GIVEN RECORDS =>
[start]
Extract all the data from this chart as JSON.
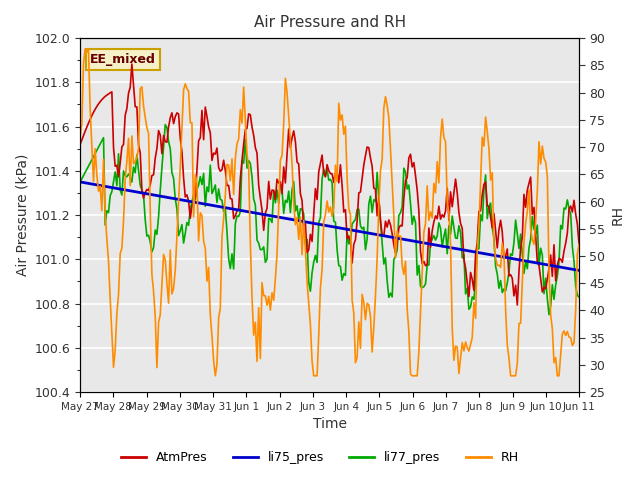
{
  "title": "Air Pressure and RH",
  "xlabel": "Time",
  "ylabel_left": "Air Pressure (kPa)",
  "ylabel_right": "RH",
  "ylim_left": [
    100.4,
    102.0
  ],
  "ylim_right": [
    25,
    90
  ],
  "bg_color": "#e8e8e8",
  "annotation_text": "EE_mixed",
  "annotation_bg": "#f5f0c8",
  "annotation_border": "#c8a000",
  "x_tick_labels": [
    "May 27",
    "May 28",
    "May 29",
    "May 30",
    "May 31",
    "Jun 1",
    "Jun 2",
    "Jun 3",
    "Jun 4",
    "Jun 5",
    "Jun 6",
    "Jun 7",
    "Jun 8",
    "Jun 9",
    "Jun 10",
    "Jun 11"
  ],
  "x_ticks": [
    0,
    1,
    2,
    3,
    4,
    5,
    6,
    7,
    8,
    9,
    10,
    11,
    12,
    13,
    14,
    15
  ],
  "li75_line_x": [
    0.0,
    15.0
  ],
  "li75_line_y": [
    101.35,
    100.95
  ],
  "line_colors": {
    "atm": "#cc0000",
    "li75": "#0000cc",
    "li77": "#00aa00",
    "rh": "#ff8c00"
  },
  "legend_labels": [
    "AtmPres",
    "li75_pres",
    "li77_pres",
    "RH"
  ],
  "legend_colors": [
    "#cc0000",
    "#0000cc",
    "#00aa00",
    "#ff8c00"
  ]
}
[end]
[start]
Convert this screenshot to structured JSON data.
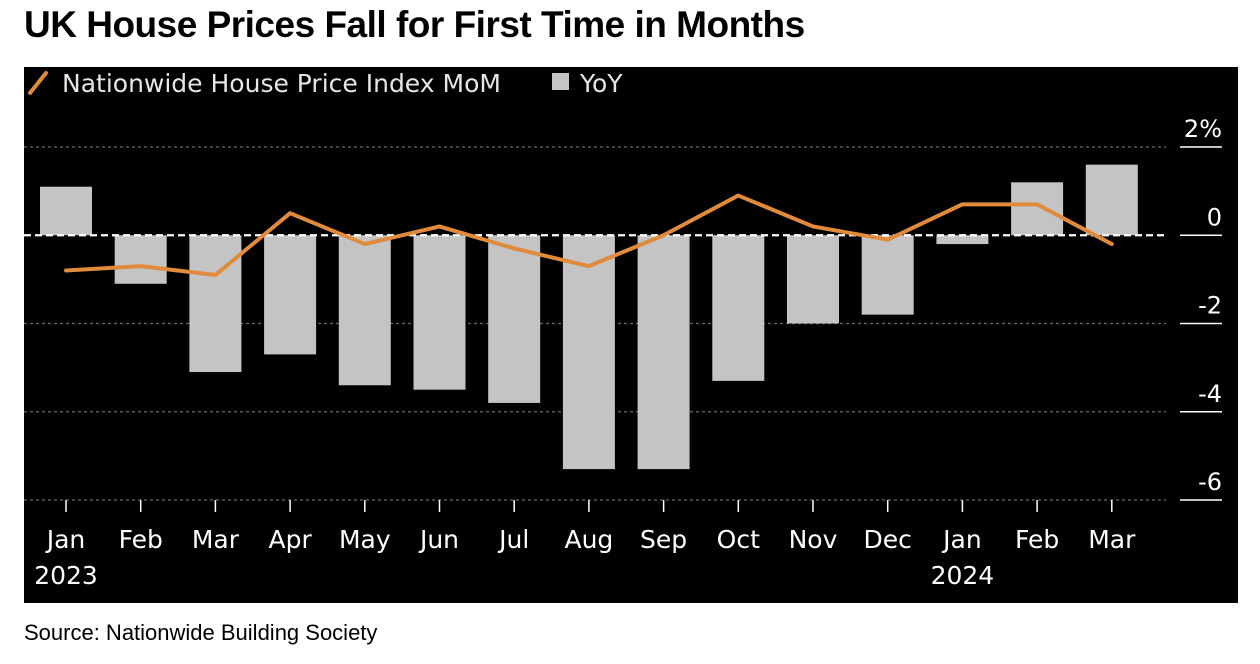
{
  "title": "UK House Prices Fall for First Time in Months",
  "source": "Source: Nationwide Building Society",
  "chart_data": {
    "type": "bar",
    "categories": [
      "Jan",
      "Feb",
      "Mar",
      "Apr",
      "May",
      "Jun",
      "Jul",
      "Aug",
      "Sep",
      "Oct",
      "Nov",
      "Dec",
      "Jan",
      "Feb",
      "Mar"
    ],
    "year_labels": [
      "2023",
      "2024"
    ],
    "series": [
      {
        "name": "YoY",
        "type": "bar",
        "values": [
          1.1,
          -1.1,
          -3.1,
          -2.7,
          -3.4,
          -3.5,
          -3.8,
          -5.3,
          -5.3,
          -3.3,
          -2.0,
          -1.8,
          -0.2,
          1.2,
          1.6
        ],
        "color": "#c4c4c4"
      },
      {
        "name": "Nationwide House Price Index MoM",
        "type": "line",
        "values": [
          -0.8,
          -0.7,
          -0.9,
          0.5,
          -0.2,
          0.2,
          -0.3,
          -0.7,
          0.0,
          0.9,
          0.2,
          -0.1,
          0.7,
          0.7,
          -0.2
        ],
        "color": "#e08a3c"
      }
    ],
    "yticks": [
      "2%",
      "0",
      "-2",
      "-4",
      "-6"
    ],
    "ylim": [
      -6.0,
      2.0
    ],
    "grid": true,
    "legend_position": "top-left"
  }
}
[end]
Copy out each line of the data where the string "this" appears.

Extract all the data from this chart as JSON.
Convert this screenshot to structured JSON data.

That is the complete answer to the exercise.